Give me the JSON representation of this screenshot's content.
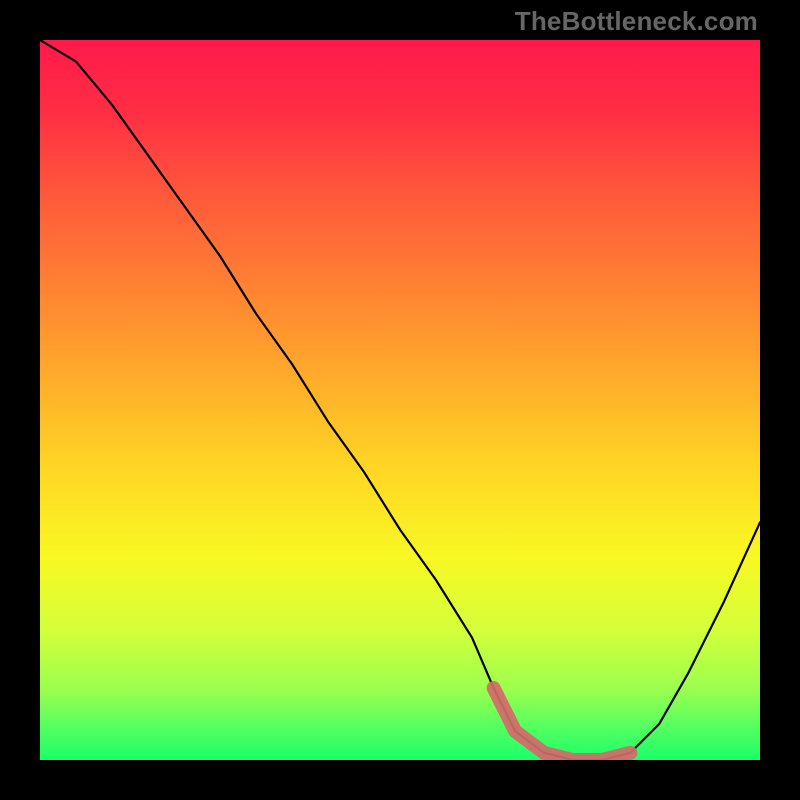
{
  "watermark": "TheBottleneck.com",
  "chart_data": {
    "type": "line",
    "title": "",
    "xlabel": "",
    "ylabel": "",
    "xlim": [
      0,
      100
    ],
    "ylim": [
      0,
      100
    ],
    "grid": false,
    "series": [
      {
        "name": "bottleneck-curve",
        "x": [
          0,
          5,
          10,
          15,
          20,
          25,
          30,
          35,
          40,
          45,
          50,
          55,
          60,
          63,
          66,
          70,
          74,
          78,
          82,
          86,
          90,
          95,
          100
        ],
        "values": [
          100,
          97,
          91,
          84,
          77,
          70,
          62,
          55,
          47,
          40,
          32,
          25,
          17,
          10,
          4,
          1,
          0,
          0,
          1,
          5,
          12,
          22,
          33
        ]
      },
      {
        "name": "highlight-band",
        "x": [
          63,
          66,
          70,
          74,
          78,
          82
        ],
        "values": [
          10,
          4,
          1,
          0,
          0,
          1
        ]
      }
    ],
    "gradient_stops": [
      {
        "offset": 0.0,
        "color": "#ff1a4b"
      },
      {
        "offset": 0.1,
        "color": "#ff2e44"
      },
      {
        "offset": 0.22,
        "color": "#ff5a3a"
      },
      {
        "offset": 0.35,
        "color": "#ff8432"
      },
      {
        "offset": 0.48,
        "color": "#ffaf2a"
      },
      {
        "offset": 0.6,
        "color": "#ffd824"
      },
      {
        "offset": 0.72,
        "color": "#f8f823"
      },
      {
        "offset": 0.82,
        "color": "#d4ff3a"
      },
      {
        "offset": 0.9,
        "color": "#9dff4e"
      },
      {
        "offset": 0.96,
        "color": "#4dff62"
      },
      {
        "offset": 1.0,
        "color": "#1aff6a"
      }
    ],
    "colors": {
      "curve": "#000000",
      "highlight": "#d36a6a"
    }
  }
}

▶ [PROBLEM TO WORK ON] Work out how many lines of the data hold the string "name". Reply with that number alone.

▶ [TASK RESPONSE] 2